[Stored dataset items]
— BEGIN —
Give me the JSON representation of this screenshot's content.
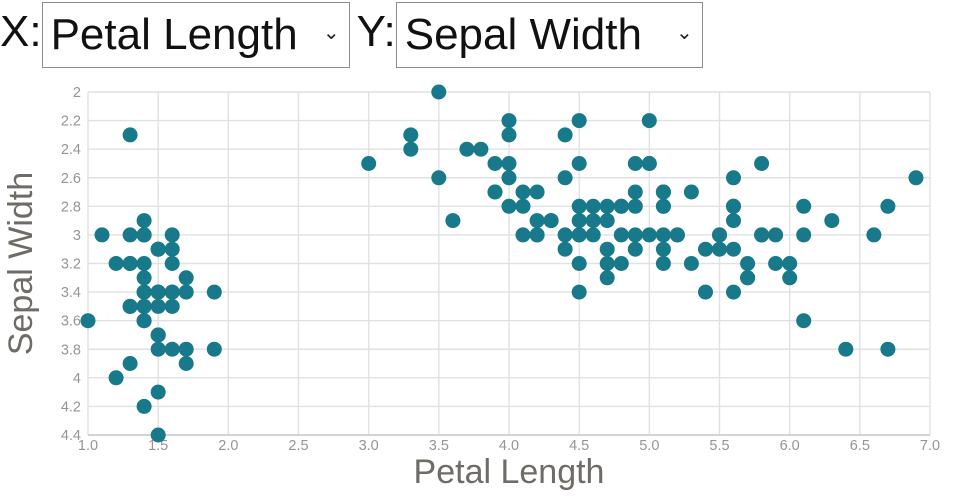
{
  "controls": {
    "x_label": "X:",
    "x_value": "Petal Length",
    "y_label": "Y:",
    "y_value": "Sepal Width",
    "chevron": "⌄"
  },
  "chart_data": {
    "type": "scatter",
    "title": "",
    "xlabel": "Petal Length",
    "ylabel": "Sepal Width",
    "xlim": [
      1.0,
      7.0
    ],
    "ylim": [
      2.0,
      4.4
    ],
    "y_axis_reversed": true,
    "grid": true,
    "legend": "none",
    "x_ticks": [
      "1.0",
      "1.5",
      "2.0",
      "2.5",
      "3.0",
      "3.5",
      "4.0",
      "4.5",
      "5.0",
      "5.5",
      "6.0",
      "6.5",
      "7.0"
    ],
    "y_ticks": [
      "2",
      "2.2",
      "2.4",
      "2.6",
      "2.8",
      "3",
      "3.2",
      "3.4",
      "3.6",
      "3.8",
      "4",
      "4.2",
      "4.4"
    ],
    "marker_color": "#17798A",
    "grid_color": "#e1e1e1",
    "axis_line_color": "#c9c9c9",
    "tick_label_color": "#959595",
    "axis_title_color": "#6F6B66",
    "points": [
      [
        1.4,
        3.5
      ],
      [
        1.4,
        3.0
      ],
      [
        1.3,
        3.2
      ],
      [
        1.5,
        3.1
      ],
      [
        1.4,
        3.6
      ],
      [
        1.7,
        3.9
      ],
      [
        1.4,
        3.4
      ],
      [
        1.5,
        3.4
      ],
      [
        1.4,
        2.9
      ],
      [
        1.5,
        3.1
      ],
      [
        1.5,
        3.7
      ],
      [
        1.6,
        3.4
      ],
      [
        1.4,
        3.0
      ],
      [
        1.1,
        3.0
      ],
      [
        1.2,
        4.0
      ],
      [
        1.5,
        4.4
      ],
      [
        1.3,
        3.9
      ],
      [
        1.4,
        3.5
      ],
      [
        1.7,
        3.8
      ],
      [
        1.5,
        3.8
      ],
      [
        1.7,
        3.4
      ],
      [
        1.5,
        3.7
      ],
      [
        1.0,
        3.6
      ],
      [
        1.7,
        3.3
      ],
      [
        1.9,
        3.4
      ],
      [
        1.6,
        3.0
      ],
      [
        1.6,
        3.4
      ],
      [
        1.5,
        3.5
      ],
      [
        1.4,
        3.4
      ],
      [
        1.6,
        3.2
      ],
      [
        1.6,
        3.1
      ],
      [
        1.5,
        3.4
      ],
      [
        1.5,
        4.1
      ],
      [
        1.4,
        4.2
      ],
      [
        1.5,
        3.1
      ],
      [
        1.2,
        3.2
      ],
      [
        1.3,
        3.5
      ],
      [
        1.4,
        3.6
      ],
      [
        1.3,
        3.0
      ],
      [
        1.5,
        3.4
      ],
      [
        1.3,
        3.5
      ],
      [
        1.3,
        2.3
      ],
      [
        1.3,
        3.2
      ],
      [
        1.6,
        3.5
      ],
      [
        1.9,
        3.8
      ],
      [
        1.4,
        3.0
      ],
      [
        1.6,
        3.8
      ],
      [
        1.4,
        3.2
      ],
      [
        1.5,
        3.7
      ],
      [
        1.4,
        3.3
      ],
      [
        4.7,
        3.2
      ],
      [
        4.5,
        3.2
      ],
      [
        4.9,
        3.1
      ],
      [
        4.0,
        2.3
      ],
      [
        4.6,
        2.8
      ],
      [
        4.5,
        2.8
      ],
      [
        4.7,
        3.3
      ],
      [
        3.3,
        2.4
      ],
      [
        4.6,
        2.9
      ],
      [
        3.9,
        2.7
      ],
      [
        3.5,
        2.0
      ],
      [
        4.2,
        3.0
      ],
      [
        4.0,
        2.2
      ],
      [
        4.7,
        2.9
      ],
      [
        3.6,
        2.9
      ],
      [
        4.4,
        3.1
      ],
      [
        4.5,
        3.0
      ],
      [
        4.1,
        2.7
      ],
      [
        4.5,
        2.2
      ],
      [
        3.9,
        2.5
      ],
      [
        4.8,
        3.2
      ],
      [
        4.0,
        2.8
      ],
      [
        4.9,
        2.5
      ],
      [
        4.7,
        2.8
      ],
      [
        4.3,
        2.9
      ],
      [
        4.4,
        3.0
      ],
      [
        4.8,
        2.8
      ],
      [
        5.0,
        3.0
      ],
      [
        4.5,
        2.9
      ],
      [
        3.5,
        2.6
      ],
      [
        3.8,
        2.4
      ],
      [
        3.7,
        2.4
      ],
      [
        3.9,
        2.7
      ],
      [
        5.1,
        2.7
      ],
      [
        4.5,
        3.0
      ],
      [
        4.5,
        3.4
      ],
      [
        4.7,
        3.1
      ],
      [
        4.4,
        2.3
      ],
      [
        4.1,
        3.0
      ],
      [
        4.0,
        2.5
      ],
      [
        4.4,
        2.6
      ],
      [
        4.6,
        3.0
      ],
      [
        4.0,
        2.6
      ],
      [
        3.3,
        2.3
      ],
      [
        4.2,
        2.7
      ],
      [
        4.2,
        3.0
      ],
      [
        4.2,
        2.9
      ],
      [
        4.3,
        2.9
      ],
      [
        3.0,
        2.5
      ],
      [
        4.1,
        2.8
      ],
      [
        6.0,
        3.3
      ],
      [
        5.1,
        2.7
      ],
      [
        5.9,
        3.0
      ],
      [
        5.6,
        2.9
      ],
      [
        5.8,
        3.0
      ],
      [
        6.6,
        3.0
      ],
      [
        4.5,
        2.5
      ],
      [
        6.3,
        2.9
      ],
      [
        5.8,
        2.5
      ],
      [
        6.1,
        3.6
      ],
      [
        5.1,
        3.2
      ],
      [
        5.3,
        2.7
      ],
      [
        5.5,
        3.0
      ],
      [
        5.0,
        2.5
      ],
      [
        5.1,
        2.8
      ],
      [
        5.3,
        3.2
      ],
      [
        5.5,
        3.0
      ],
      [
        6.7,
        3.8
      ],
      [
        6.9,
        2.6
      ],
      [
        5.0,
        2.2
      ],
      [
        5.7,
        3.2
      ],
      [
        4.9,
        2.8
      ],
      [
        6.7,
        2.8
      ],
      [
        4.9,
        2.7
      ],
      [
        5.7,
        3.3
      ],
      [
        6.0,
        3.2
      ],
      [
        4.8,
        2.8
      ],
      [
        4.9,
        3.0
      ],
      [
        5.6,
        2.8
      ],
      [
        5.8,
        3.0
      ],
      [
        6.1,
        2.8
      ],
      [
        6.4,
        3.8
      ],
      [
        5.6,
        2.8
      ],
      [
        5.1,
        2.8
      ],
      [
        5.6,
        2.6
      ],
      [
        6.1,
        3.0
      ],
      [
        5.6,
        3.4
      ],
      [
        5.5,
        3.1
      ],
      [
        4.8,
        3.0
      ],
      [
        5.4,
        3.1
      ],
      [
        5.6,
        3.1
      ],
      [
        5.1,
        3.1
      ],
      [
        5.1,
        2.7
      ],
      [
        5.9,
        3.2
      ],
      [
        5.7,
        3.3
      ],
      [
        5.2,
        3.0
      ],
      [
        5.0,
        2.5
      ],
      [
        5.2,
        3.0
      ],
      [
        5.4,
        3.4
      ],
      [
        5.1,
        3.0
      ]
    ]
  }
}
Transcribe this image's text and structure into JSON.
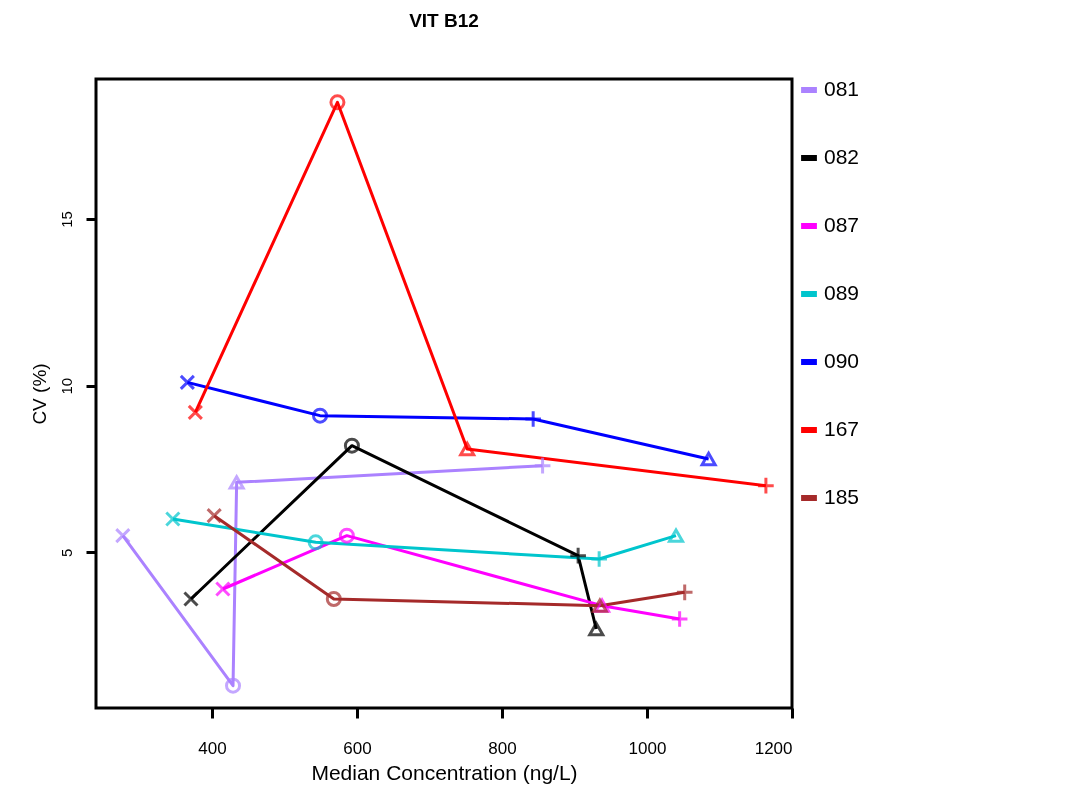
{
  "chart_data": {
    "type": "line",
    "title": "VIT B12",
    "xlabel": "Median Concentration  (ng/L)",
    "ylabel": "CV (%)",
    "xlim": [
      240,
      1200
    ],
    "xticks": [
      400,
      600,
      800,
      1000,
      1200
    ],
    "ylim": [
      0.33,
      19.2
    ],
    "yticks": [
      5,
      10,
      15
    ],
    "grid": false,
    "legend": "top right",
    "line_style": "solid",
    "series": [
      {
        "name": "081",
        "color": "#ab82ff",
        "x": [
          277,
          429,
          434,
          856
        ],
        "values": [
          5.5,
          1.0,
          7.1,
          7.6
        ]
      },
      {
        "name": "082",
        "color": "#000000",
        "x": [
          371,
          593,
          905,
          930
        ],
        "values": [
          3.6,
          8.2,
          4.9,
          2.7
        ]
      },
      {
        "name": "087",
        "color": "#ff00ff",
        "x": [
          415,
          586,
          938,
          1045
        ],
        "values": [
          3.9,
          5.5,
          3.4,
          3.0
        ]
      },
      {
        "name": "089",
        "color": "#00c5cd",
        "x": [
          346,
          543,
          934,
          1040
        ],
        "values": [
          6.0,
          5.3,
          4.8,
          5.5
        ]
      },
      {
        "name": "090",
        "color": "#0000ff",
        "x": [
          366,
          549,
          843,
          1085
        ],
        "values": [
          10.1,
          9.1,
          9.0,
          7.8
        ]
      },
      {
        "name": "167",
        "color": "#ff0000",
        "x": [
          377,
          573,
          752,
          1164
        ],
        "values": [
          9.2,
          18.5,
          8.1,
          7.0
        ]
      },
      {
        "name": "185",
        "color": "#a52a2a",
        "x": [
          403,
          568,
          935,
          1052
        ],
        "values": [
          6.1,
          3.6,
          3.4,
          3.8
        ]
      },
      {
        "type": "scatter",
        "marker": "cross",
        "x": [
          277,
          371,
          415,
          346,
          366,
          377,
          403
        ],
        "values": [
          5.5,
          3.6,
          3.9,
          6.0,
          10.1,
          9.2,
          6.1
        ],
        "colors": [
          "#ab82ff",
          "#000000",
          "#ff00ff",
          "#00c5cd",
          "#0000ff",
          "#ff0000",
          "#a52a2a"
        ]
      },
      {
        "type": "scatter",
        "marker": "plus",
        "x": [
          856,
          905,
          1045,
          934,
          843,
          1164,
          1052
        ],
        "values": [
          7.6,
          4.9,
          3.0,
          4.8,
          9.0,
          7.0,
          3.8
        ],
        "colors": [
          "#ab82ff",
          "#000000",
          "#ff00ff",
          "#00c5cd",
          "#0000ff",
          "#ff0000",
          "#a52a2a"
        ]
      },
      {
        "type": "scatter",
        "marker": "triangle",
        "x": [
          434,
          930,
          938,
          1040,
          1085,
          752,
          935
        ],
        "values": [
          7.1,
          2.7,
          3.4,
          5.5,
          7.8,
          8.1,
          3.4
        ],
        "colors": [
          "#ab82ff",
          "#000000",
          "#ff00ff",
          "#00c5cd",
          "#0000ff",
          "#ff0000",
          "#a52a2a"
        ]
      },
      {
        "type": "scatter",
        "marker": "circle",
        "x": [
          429,
          593,
          586,
          543,
          549,
          573,
          568
        ],
        "values": [
          1.0,
          8.2,
          5.5,
          5.3,
          9.1,
          18.5,
          3.6
        ],
        "colors": [
          "#ab82ff",
          "#000000",
          "#ff00ff",
          "#00c5cd",
          "#0000ff",
          "#ff0000",
          "#a52a2a"
        ]
      }
    ]
  }
}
— END —
Work to do: Find and copy every line in the entries above where the string "Width" occurs.

Written answer:
    "y_value": "Sepal Width",
    "ylabel": "Sepal Width",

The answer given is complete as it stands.